Output the full listing below exactly, without the pictures.

── RECORDS SUPPLIED ──

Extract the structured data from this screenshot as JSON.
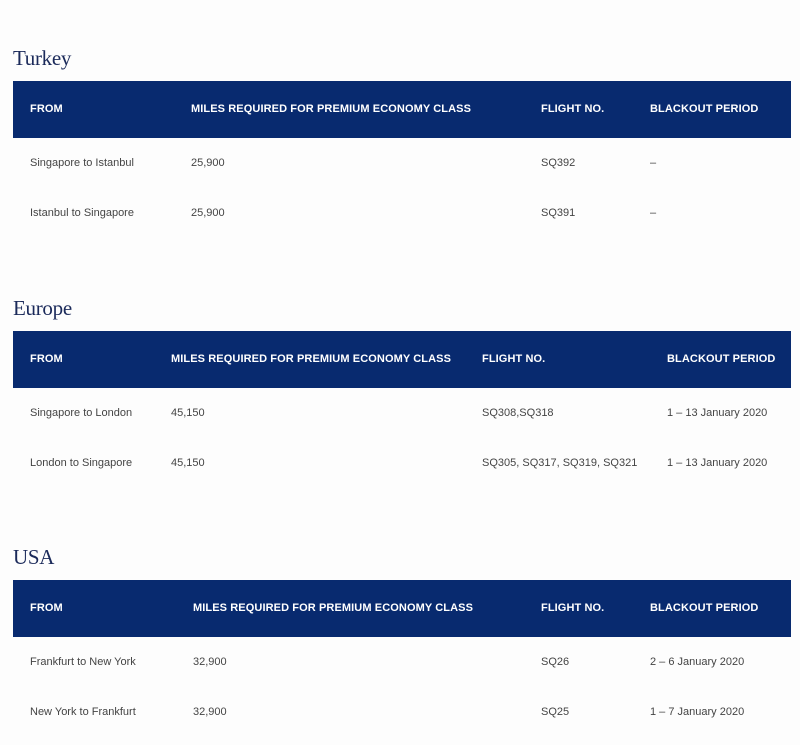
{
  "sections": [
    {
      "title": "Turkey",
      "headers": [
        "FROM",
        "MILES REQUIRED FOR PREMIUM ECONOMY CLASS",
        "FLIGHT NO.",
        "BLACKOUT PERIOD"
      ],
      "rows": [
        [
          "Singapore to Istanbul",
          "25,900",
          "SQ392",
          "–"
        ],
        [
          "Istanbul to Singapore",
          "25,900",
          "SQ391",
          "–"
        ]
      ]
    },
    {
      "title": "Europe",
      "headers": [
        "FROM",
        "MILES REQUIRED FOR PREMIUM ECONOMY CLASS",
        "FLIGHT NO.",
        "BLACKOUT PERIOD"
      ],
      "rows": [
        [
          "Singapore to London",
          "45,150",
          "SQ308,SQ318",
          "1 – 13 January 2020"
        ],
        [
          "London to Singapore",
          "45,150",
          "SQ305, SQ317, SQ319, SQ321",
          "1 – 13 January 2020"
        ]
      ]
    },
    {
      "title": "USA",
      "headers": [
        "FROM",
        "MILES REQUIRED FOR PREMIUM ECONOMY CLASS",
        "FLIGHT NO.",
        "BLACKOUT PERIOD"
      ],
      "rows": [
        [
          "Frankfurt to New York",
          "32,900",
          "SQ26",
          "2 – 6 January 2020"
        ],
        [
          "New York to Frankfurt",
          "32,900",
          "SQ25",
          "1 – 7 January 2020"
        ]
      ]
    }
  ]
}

───

* _RESULT FOR THIS TASK_
Extract the structured data from this screenshot as JSON.
{
  "sections": [
    {
      "title": "Turkey",
      "headers": [
        "FROM",
        "MILES REQUIRED FOR PREMIUM ECONOMY CLASS",
        "FLIGHT NO.",
        "BLACKOUT PERIOD"
      ],
      "rows": [
        [
          "Singapore to Istanbul",
          "25,900",
          "SQ392",
          "–"
        ],
        [
          "Istanbul to Singapore",
          "25,900",
          "SQ391",
          "–"
        ]
      ]
    },
    {
      "title": "Europe",
      "headers": [
        "FROM",
        "MILES REQUIRED FOR PREMIUM ECONOMY CLASS",
        "FLIGHT NO.",
        "BLACKOUT PERIOD"
      ],
      "rows": [
        [
          "Singapore to London",
          "45,150",
          "SQ308,SQ318",
          "1 – 13 January 2020"
        ],
        [
          "London to Singapore",
          "45,150",
          "SQ305, SQ317, SQ319, SQ321",
          "1 – 13 January 2020"
        ]
      ]
    },
    {
      "title": "USA",
      "headers": [
        "FROM",
        "MILES REQUIRED FOR PREMIUM ECONOMY CLASS",
        "FLIGHT NO.",
        "BLACKOUT PERIOD"
      ],
      "rows": [
        [
          "Frankfurt to New York",
          "32,900",
          "SQ26",
          "2 – 6 January 2020"
        ],
        [
          "New York to Frankfurt",
          "32,900",
          "SQ25",
          "1 – 7 January 2020"
        ]
      ]
    }
  ]
}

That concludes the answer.